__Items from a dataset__
* * * *
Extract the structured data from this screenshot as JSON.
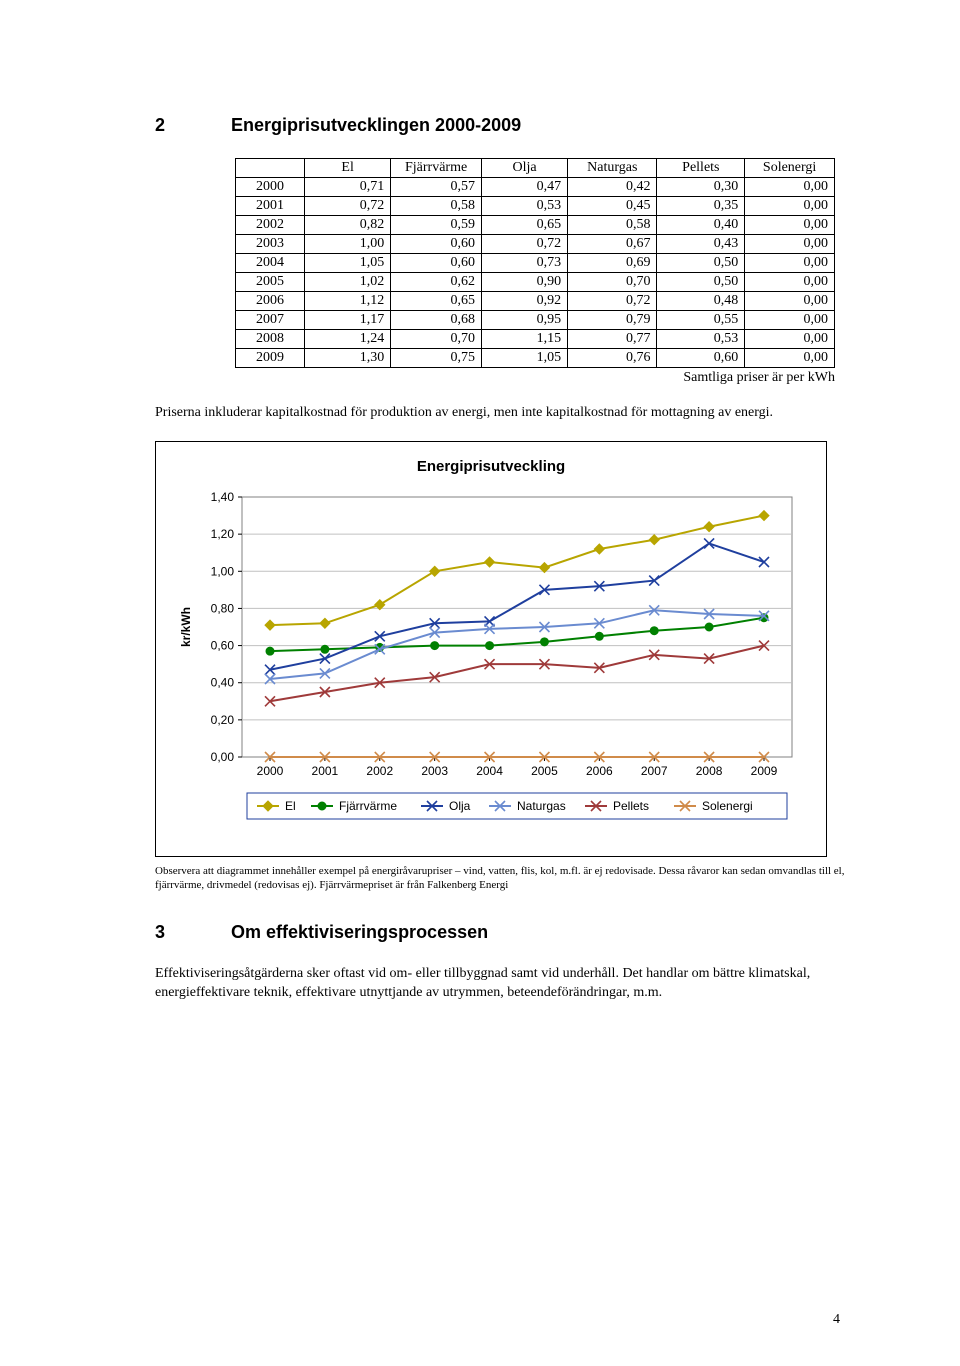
{
  "section2": {
    "num": "2",
    "title": "Energiprisutvecklingen 2000-2009"
  },
  "table": {
    "headers": [
      "",
      "El",
      "Fjärrvärme",
      "Olja",
      "Naturgas",
      "Pellets",
      "Solenergi"
    ],
    "rows": [
      [
        "2000",
        "0,71",
        "0,57",
        "0,47",
        "0,42",
        "0,30",
        "0,00"
      ],
      [
        "2001",
        "0,72",
        "0,58",
        "0,53",
        "0,45",
        "0,35",
        "0,00"
      ],
      [
        "2002",
        "0,82",
        "0,59",
        "0,65",
        "0,58",
        "0,40",
        "0,00"
      ],
      [
        "2003",
        "1,00",
        "0,60",
        "0,72",
        "0,67",
        "0,43",
        "0,00"
      ],
      [
        "2004",
        "1,05",
        "0,60",
        "0,73",
        "0,69",
        "0,50",
        "0,00"
      ],
      [
        "2005",
        "1,02",
        "0,62",
        "0,90",
        "0,70",
        "0,50",
        "0,00"
      ],
      [
        "2006",
        "1,12",
        "0,65",
        "0,92",
        "0,72",
        "0,48",
        "0,00"
      ],
      [
        "2007",
        "1,17",
        "0,68",
        "0,95",
        "0,79",
        "0,55",
        "0,00"
      ],
      [
        "2008",
        "1,24",
        "0,70",
        "1,15",
        "0,77",
        "0,53",
        "0,00"
      ],
      [
        "2009",
        "1,30",
        "0,75",
        "1,05",
        "0,76",
        "0,60",
        "0,00"
      ]
    ],
    "caption": "Samtliga priser är per kWh"
  },
  "para_after_table": "Priserna inkluderar kapitalkostnad för produktion av energi, men inte kapitalkostnad för mottagning av energi.",
  "chart": {
    "title": "Energiprisutveckling",
    "type": "line",
    "background_color": "#ffffff",
    "grid_color": "#c0c0c0",
    "plot_border_color": "#808080",
    "axis_font": "Arial",
    "axis_fontsize": 12,
    "ylabel": "kr/kWh",
    "ylabel_fontsize": 12,
    "ylim": [
      0.0,
      1.4
    ],
    "ytick_step": 0.2,
    "yticks_labels": [
      "0,00",
      "0,20",
      "0,40",
      "0,60",
      "0,80",
      "1,00",
      "1,20",
      "1,40"
    ],
    "categories": [
      "2000",
      "2001",
      "2002",
      "2003",
      "2004",
      "2005",
      "2006",
      "2007",
      "2008",
      "2009"
    ],
    "series": [
      {
        "name": "El",
        "color": "#b8a500",
        "marker": "diamond",
        "values": [
          0.71,
          0.72,
          0.82,
          1.0,
          1.05,
          1.02,
          1.12,
          1.17,
          1.24,
          1.3
        ]
      },
      {
        "name": "Fjärrvärme",
        "color": "#008000",
        "marker": "circle",
        "values": [
          0.57,
          0.58,
          0.59,
          0.6,
          0.6,
          0.62,
          0.65,
          0.68,
          0.7,
          0.75
        ]
      },
      {
        "name": "Olja",
        "color": "#1f3f9e",
        "marker": "x",
        "values": [
          0.47,
          0.53,
          0.65,
          0.72,
          0.73,
          0.9,
          0.92,
          0.95,
          1.15,
          1.05
        ]
      },
      {
        "name": "Naturgas",
        "color": "#6a8bd0",
        "marker": "x",
        "values": [
          0.42,
          0.45,
          0.58,
          0.67,
          0.69,
          0.7,
          0.72,
          0.79,
          0.77,
          0.76
        ]
      },
      {
        "name": "Pellets",
        "color": "#9f3a3a",
        "marker": "x",
        "values": [
          0.3,
          0.35,
          0.4,
          0.43,
          0.5,
          0.5,
          0.48,
          0.55,
          0.53,
          0.6
        ]
      },
      {
        "name": "Solenergi",
        "color": "#d08b4a",
        "marker": "x",
        "values": [
          0.0,
          0.0,
          0.0,
          0.0,
          0.0,
          0.0,
          0.0,
          0.0,
          0.0,
          0.0
        ]
      }
    ],
    "line_width": 2,
    "marker_size": 5,
    "legend_border_color": "#1f3f9e",
    "legend_fontsize": 12,
    "legend_font": "Arial"
  },
  "chart_footnote": "Observera att diagrammet innehåller exempel på energiråvarupriser – vind, vatten, flis, kol, m.fl. är ej redovisade. Dessa råvaror kan sedan omvandlas till el, fjärrvärme, drivmedel (redovisas ej). Fjärrvärmepriset är från Falkenberg Energi",
  "section3": {
    "num": "3",
    "title": "Om effektiviseringsprocessen"
  },
  "para_section3": "Effektiviseringsåtgärderna sker oftast vid om- eller tillbyggnad samt vid underhåll. Det handlar om bättre klimatskal, energieffektivare teknik, effektivare utnyttjande av utrymmen, beteendeförändringar, m.m.",
  "page_number": "4"
}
* * * *
__Task prompt__
All of the material above is to be copied exactly, except for its images.

__Solution for this task__
Extract the structured data from this screenshot as JSON.
{
  "section2": {
    "num": "2",
    "title": "Energiprisutvecklingen 2000-2009"
  },
  "table": {
    "headers": [
      "",
      "El",
      "Fjärrvärme",
      "Olja",
      "Naturgas",
      "Pellets",
      "Solenergi"
    ],
    "rows": [
      [
        "2000",
        "0,71",
        "0,57",
        "0,47",
        "0,42",
        "0,30",
        "0,00"
      ],
      [
        "2001",
        "0,72",
        "0,58",
        "0,53",
        "0,45",
        "0,35",
        "0,00"
      ],
      [
        "2002",
        "0,82",
        "0,59",
        "0,65",
        "0,58",
        "0,40",
        "0,00"
      ],
      [
        "2003",
        "1,00",
        "0,60",
        "0,72",
        "0,67",
        "0,43",
        "0,00"
      ],
      [
        "2004",
        "1,05",
        "0,60",
        "0,73",
        "0,69",
        "0,50",
        "0,00"
      ],
      [
        "2005",
        "1,02",
        "0,62",
        "0,90",
        "0,70",
        "0,50",
        "0,00"
      ],
      [
        "2006",
        "1,12",
        "0,65",
        "0,92",
        "0,72",
        "0,48",
        "0,00"
      ],
      [
        "2007",
        "1,17",
        "0,68",
        "0,95",
        "0,79",
        "0,55",
        "0,00"
      ],
      [
        "2008",
        "1,24",
        "0,70",
        "1,15",
        "0,77",
        "0,53",
        "0,00"
      ],
      [
        "2009",
        "1,30",
        "0,75",
        "1,05",
        "0,76",
        "0,60",
        "0,00"
      ]
    ],
    "caption": "Samtliga priser är per kWh"
  },
  "para_after_table": "Priserna inkluderar kapitalkostnad för produktion av energi, men inte kapitalkostnad för mottagning av energi.",
  "chart": {
    "title": "Energiprisutveckling",
    "type": "line",
    "background_color": "#ffffff",
    "grid_color": "#c0c0c0",
    "plot_border_color": "#808080",
    "axis_font": "Arial",
    "axis_fontsize": 12,
    "ylabel": "kr/kWh",
    "ylabel_fontsize": 12,
    "ylim": [
      0.0,
      1.4
    ],
    "ytick_step": 0.2,
    "yticks_labels": [
      "0,00",
      "0,20",
      "0,40",
      "0,60",
      "0,80",
      "1,00",
      "1,20",
      "1,40"
    ],
    "categories": [
      "2000",
      "2001",
      "2002",
      "2003",
      "2004",
      "2005",
      "2006",
      "2007",
      "2008",
      "2009"
    ],
    "series": [
      {
        "name": "El",
        "color": "#b8a500",
        "marker": "diamond",
        "values": [
          0.71,
          0.72,
          0.82,
          1.0,
          1.05,
          1.02,
          1.12,
          1.17,
          1.24,
          1.3
        ]
      },
      {
        "name": "Fjärrvärme",
        "color": "#008000",
        "marker": "circle",
        "values": [
          0.57,
          0.58,
          0.59,
          0.6,
          0.6,
          0.62,
          0.65,
          0.68,
          0.7,
          0.75
        ]
      },
      {
        "name": "Olja",
        "color": "#1f3f9e",
        "marker": "x",
        "values": [
          0.47,
          0.53,
          0.65,
          0.72,
          0.73,
          0.9,
          0.92,
          0.95,
          1.15,
          1.05
        ]
      },
      {
        "name": "Naturgas",
        "color": "#6a8bd0",
        "marker": "x",
        "values": [
          0.42,
          0.45,
          0.58,
          0.67,
          0.69,
          0.7,
          0.72,
          0.79,
          0.77,
          0.76
        ]
      },
      {
        "name": "Pellets",
        "color": "#9f3a3a",
        "marker": "x",
        "values": [
          0.3,
          0.35,
          0.4,
          0.43,
          0.5,
          0.5,
          0.48,
          0.55,
          0.53,
          0.6
        ]
      },
      {
        "name": "Solenergi",
        "color": "#d08b4a",
        "marker": "x",
        "values": [
          0.0,
          0.0,
          0.0,
          0.0,
          0.0,
          0.0,
          0.0,
          0.0,
          0.0,
          0.0
        ]
      }
    ],
    "line_width": 2,
    "marker_size": 5,
    "legend_border_color": "#1f3f9e",
    "legend_fontsize": 12,
    "legend_font": "Arial"
  },
  "chart_footnote": "Observera att diagrammet innehåller exempel på energiråvarupriser – vind, vatten, flis, kol, m.fl. är ej redovisade. Dessa råvaror kan sedan omvandlas till el, fjärrvärme, drivmedel (redovisas ej). Fjärrvärmepriset är från Falkenberg Energi",
  "section3": {
    "num": "3",
    "title": "Om effektiviseringsprocessen"
  },
  "para_section3": "Effektiviseringsåtgärderna sker oftast vid om- eller tillbyggnad samt vid underhåll. Det handlar om bättre klimatskal, energieffektivare teknik, effektivare utnyttjande av utrymmen, beteendeförändringar, m.m.",
  "page_number": "4"
}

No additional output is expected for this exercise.